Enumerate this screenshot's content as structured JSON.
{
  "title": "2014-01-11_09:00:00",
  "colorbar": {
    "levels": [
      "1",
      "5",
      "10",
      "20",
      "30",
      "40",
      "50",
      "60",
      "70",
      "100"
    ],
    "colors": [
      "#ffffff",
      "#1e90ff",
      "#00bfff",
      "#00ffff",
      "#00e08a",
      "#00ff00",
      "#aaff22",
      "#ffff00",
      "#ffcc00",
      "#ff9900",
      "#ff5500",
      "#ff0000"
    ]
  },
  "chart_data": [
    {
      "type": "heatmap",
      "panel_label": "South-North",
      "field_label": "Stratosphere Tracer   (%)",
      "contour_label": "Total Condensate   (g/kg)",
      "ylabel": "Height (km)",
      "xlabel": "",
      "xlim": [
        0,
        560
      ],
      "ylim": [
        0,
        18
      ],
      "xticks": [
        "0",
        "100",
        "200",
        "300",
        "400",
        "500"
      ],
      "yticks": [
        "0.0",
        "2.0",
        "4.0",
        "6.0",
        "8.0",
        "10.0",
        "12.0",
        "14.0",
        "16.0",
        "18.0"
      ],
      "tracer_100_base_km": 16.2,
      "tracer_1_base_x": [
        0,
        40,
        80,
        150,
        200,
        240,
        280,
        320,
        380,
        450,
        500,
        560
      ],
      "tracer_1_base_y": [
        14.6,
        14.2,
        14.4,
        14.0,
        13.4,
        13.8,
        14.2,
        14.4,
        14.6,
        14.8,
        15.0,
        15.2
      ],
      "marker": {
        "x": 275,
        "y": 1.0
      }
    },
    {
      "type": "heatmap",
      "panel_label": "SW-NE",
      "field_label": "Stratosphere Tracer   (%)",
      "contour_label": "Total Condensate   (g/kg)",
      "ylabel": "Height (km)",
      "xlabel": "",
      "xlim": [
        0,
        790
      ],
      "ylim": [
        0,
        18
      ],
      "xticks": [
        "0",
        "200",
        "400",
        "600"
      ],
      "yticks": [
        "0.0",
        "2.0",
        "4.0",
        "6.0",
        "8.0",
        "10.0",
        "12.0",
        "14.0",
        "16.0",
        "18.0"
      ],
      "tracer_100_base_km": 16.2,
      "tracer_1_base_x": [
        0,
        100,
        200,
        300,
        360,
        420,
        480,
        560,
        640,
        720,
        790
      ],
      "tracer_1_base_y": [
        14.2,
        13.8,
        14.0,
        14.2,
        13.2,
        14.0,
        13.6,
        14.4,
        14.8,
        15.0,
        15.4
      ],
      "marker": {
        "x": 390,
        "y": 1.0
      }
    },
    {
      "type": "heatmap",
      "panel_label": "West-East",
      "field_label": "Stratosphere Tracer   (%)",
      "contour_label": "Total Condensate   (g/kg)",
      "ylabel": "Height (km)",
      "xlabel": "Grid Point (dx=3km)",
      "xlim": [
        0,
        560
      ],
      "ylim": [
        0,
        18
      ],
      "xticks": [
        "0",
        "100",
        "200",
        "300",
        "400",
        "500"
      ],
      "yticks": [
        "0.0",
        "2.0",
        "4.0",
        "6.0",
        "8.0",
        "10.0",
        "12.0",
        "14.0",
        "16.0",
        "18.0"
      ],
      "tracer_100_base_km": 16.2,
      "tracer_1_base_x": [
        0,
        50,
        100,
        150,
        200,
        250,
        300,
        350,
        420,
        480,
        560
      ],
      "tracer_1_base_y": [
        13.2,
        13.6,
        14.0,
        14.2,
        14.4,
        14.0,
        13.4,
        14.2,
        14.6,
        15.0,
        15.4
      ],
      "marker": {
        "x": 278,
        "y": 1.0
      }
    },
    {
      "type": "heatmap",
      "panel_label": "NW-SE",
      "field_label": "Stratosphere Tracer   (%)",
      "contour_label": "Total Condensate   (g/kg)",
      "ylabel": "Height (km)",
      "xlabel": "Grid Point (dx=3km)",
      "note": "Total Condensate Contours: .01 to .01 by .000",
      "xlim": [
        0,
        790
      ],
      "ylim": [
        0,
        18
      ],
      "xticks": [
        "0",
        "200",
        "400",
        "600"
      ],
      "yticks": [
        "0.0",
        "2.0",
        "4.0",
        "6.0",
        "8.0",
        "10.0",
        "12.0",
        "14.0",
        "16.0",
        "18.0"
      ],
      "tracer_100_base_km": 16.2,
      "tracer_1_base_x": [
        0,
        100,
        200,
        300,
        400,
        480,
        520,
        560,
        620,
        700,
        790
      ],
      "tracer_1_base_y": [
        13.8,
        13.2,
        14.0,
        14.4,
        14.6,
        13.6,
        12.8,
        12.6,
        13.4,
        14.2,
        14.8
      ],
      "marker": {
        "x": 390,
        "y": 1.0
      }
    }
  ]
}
• • •
§ **Brief**
Return the entries above exactly as they appear.

§ **Response to the exercise**
Enumerate this screenshot's content as structured JSON.
{
  "title": "2014-01-11_09:00:00",
  "colorbar": {
    "levels": [
      "1",
      "5",
      "10",
      "20",
      "30",
      "40",
      "50",
      "60",
      "70",
      "100"
    ],
    "colors": [
      "#ffffff",
      "#1e90ff",
      "#00bfff",
      "#00ffff",
      "#00e08a",
      "#00ff00",
      "#aaff22",
      "#ffff00",
      "#ffcc00",
      "#ff9900",
      "#ff5500",
      "#ff0000"
    ]
  },
  "chart_data": [
    {
      "type": "heatmap",
      "panel_label": "South-North",
      "field_label": "Stratosphere Tracer   (%)",
      "contour_label": "Total Condensate   (g/kg)",
      "ylabel": "Height (km)",
      "xlabel": "",
      "xlim": [
        0,
        560
      ],
      "ylim": [
        0,
        18
      ],
      "xticks": [
        "0",
        "100",
        "200",
        "300",
        "400",
        "500"
      ],
      "yticks": [
        "0.0",
        "2.0",
        "4.0",
        "6.0",
        "8.0",
        "10.0",
        "12.0",
        "14.0",
        "16.0",
        "18.0"
      ],
      "tracer_100_base_km": 16.2,
      "tracer_1_base_x": [
        0,
        40,
        80,
        150,
        200,
        240,
        280,
        320,
        380,
        450,
        500,
        560
      ],
      "tracer_1_base_y": [
        14.6,
        14.2,
        14.4,
        14.0,
        13.4,
        13.8,
        14.2,
        14.4,
        14.6,
        14.8,
        15.0,
        15.2
      ],
      "marker": {
        "x": 275,
        "y": 1.0
      }
    },
    {
      "type": "heatmap",
      "panel_label": "SW-NE",
      "field_label": "Stratosphere Tracer   (%)",
      "contour_label": "Total Condensate   (g/kg)",
      "ylabel": "Height (km)",
      "xlabel": "",
      "xlim": [
        0,
        790
      ],
      "ylim": [
        0,
        18
      ],
      "xticks": [
        "0",
        "200",
        "400",
        "600"
      ],
      "yticks": [
        "0.0",
        "2.0",
        "4.0",
        "6.0",
        "8.0",
        "10.0",
        "12.0",
        "14.0",
        "16.0",
        "18.0"
      ],
      "tracer_100_base_km": 16.2,
      "tracer_1_base_x": [
        0,
        100,
        200,
        300,
        360,
        420,
        480,
        560,
        640,
        720,
        790
      ],
      "tracer_1_base_y": [
        14.2,
        13.8,
        14.0,
        14.2,
        13.2,
        14.0,
        13.6,
        14.4,
        14.8,
        15.0,
        15.4
      ],
      "marker": {
        "x": 390,
        "y": 1.0
      }
    },
    {
      "type": "heatmap",
      "panel_label": "West-East",
      "field_label": "Stratosphere Tracer   (%)",
      "contour_label": "Total Condensate   (g/kg)",
      "ylabel": "Height (km)",
      "xlabel": "Grid Point (dx=3km)",
      "xlim": [
        0,
        560
      ],
      "ylim": [
        0,
        18
      ],
      "xticks": [
        "0",
        "100",
        "200",
        "300",
        "400",
        "500"
      ],
      "yticks": [
        "0.0",
        "2.0",
        "4.0",
        "6.0",
        "8.0",
        "10.0",
        "12.0",
        "14.0",
        "16.0",
        "18.0"
      ],
      "tracer_100_base_km": 16.2,
      "tracer_1_base_x": [
        0,
        50,
        100,
        150,
        200,
        250,
        300,
        350,
        420,
        480,
        560
      ],
      "tracer_1_base_y": [
        13.2,
        13.6,
        14.0,
        14.2,
        14.4,
        14.0,
        13.4,
        14.2,
        14.6,
        15.0,
        15.4
      ],
      "marker": {
        "x": 278,
        "y": 1.0
      }
    },
    {
      "type": "heatmap",
      "panel_label": "NW-SE",
      "field_label": "Stratosphere Tracer   (%)",
      "contour_label": "Total Condensate   (g/kg)",
      "ylabel": "Height (km)",
      "xlabel": "Grid Point (dx=3km)",
      "note": "Total Condensate Contours: .01 to .01 by .000",
      "xlim": [
        0,
        790
      ],
      "ylim": [
        0,
        18
      ],
      "xticks": [
        "0",
        "200",
        "400",
        "600"
      ],
      "yticks": [
        "0.0",
        "2.0",
        "4.0",
        "6.0",
        "8.0",
        "10.0",
        "12.0",
        "14.0",
        "16.0",
        "18.0"
      ],
      "tracer_100_base_km": 16.2,
      "tracer_1_base_x": [
        0,
        100,
        200,
        300,
        400,
        480,
        520,
        560,
        620,
        700,
        790
      ],
      "tracer_1_base_y": [
        13.8,
        13.2,
        14.0,
        14.4,
        14.6,
        13.6,
        12.8,
        12.6,
        13.4,
        14.2,
        14.8
      ],
      "marker": {
        "x": 390,
        "y": 1.0
      }
    }
  ]
}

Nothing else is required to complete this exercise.